WHAT YOU SHOULD DO
Skip the pictures. Repeat everything else in the records word for word.

DATA EXTRACT

■ ■ ■ ■ ■

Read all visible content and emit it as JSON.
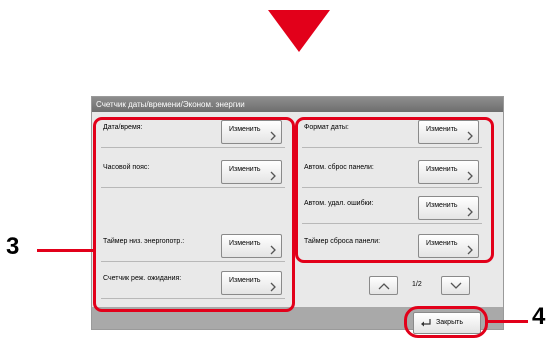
{
  "colors": {
    "accent": "#e2001a",
    "titlebar": "#7a7a7a",
    "panel": "#e9e9e9",
    "bottombar": "#a9a9a9"
  },
  "window": {
    "title": "Счетчик даты/времени/Эконом. энергии"
  },
  "items": [
    {
      "label": "Дата/время:",
      "button": "Изменить"
    },
    {
      "label": "Формат даты:",
      "button": "Изменить"
    },
    {
      "label": "Часовой пояс:",
      "button": "Изменить"
    },
    {
      "label": "Автом. сброс панели:",
      "button": "Изменить"
    },
    {
      "label": "Автом. удал. ошибки:",
      "button": "Изменить"
    },
    {
      "label": "Таймер низ. энергопотр.:",
      "button": "Изменить"
    },
    {
      "label": "Таймер сброса панели:",
      "button": "Изменить"
    },
    {
      "label": "Счетчик реж. ожидания:",
      "button": "Изменить"
    }
  ],
  "pagination": {
    "page": "1/2",
    "prev_icon": "chevron-up-icon",
    "next_icon": "chevron-down-icon"
  },
  "close": {
    "label": "Закрыть",
    "icon": "return-arrow-icon"
  },
  "callouts": {
    "left": "3",
    "right": "4"
  },
  "icons": {
    "step_arrow": "down-triangle-icon",
    "chevron": "chevron-right-icon"
  }
}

■ ■ ■ ■ ■

RESPONSE TO THE EXERCISE
Read all visible content and emit it as JSON.
{
  "colors": {
    "accent": "#e2001a",
    "titlebar": "#7a7a7a",
    "panel": "#e9e9e9",
    "bottombar": "#a9a9a9"
  },
  "window": {
    "title": "Счетчик даты/времени/Эконом. энергии"
  },
  "items": [
    {
      "label": "Дата/время:",
      "button": "Изменить"
    },
    {
      "label": "Формат даты:",
      "button": "Изменить"
    },
    {
      "label": "Часовой пояс:",
      "button": "Изменить"
    },
    {
      "label": "Автом. сброс панели:",
      "button": "Изменить"
    },
    {
      "label": "Автом. удал. ошибки:",
      "button": "Изменить"
    },
    {
      "label": "Таймер низ. энергопотр.:",
      "button": "Изменить"
    },
    {
      "label": "Таймер сброса панели:",
      "button": "Изменить"
    },
    {
      "label": "Счетчик реж. ожидания:",
      "button": "Изменить"
    }
  ],
  "pagination": {
    "page": "1/2",
    "prev_icon": "chevron-up-icon",
    "next_icon": "chevron-down-icon"
  },
  "close": {
    "label": "Закрыть",
    "icon": "return-arrow-icon"
  },
  "callouts": {
    "left": "3",
    "right": "4"
  },
  "icons": {
    "step_arrow": "down-triangle-icon",
    "chevron": "chevron-right-icon"
  }
}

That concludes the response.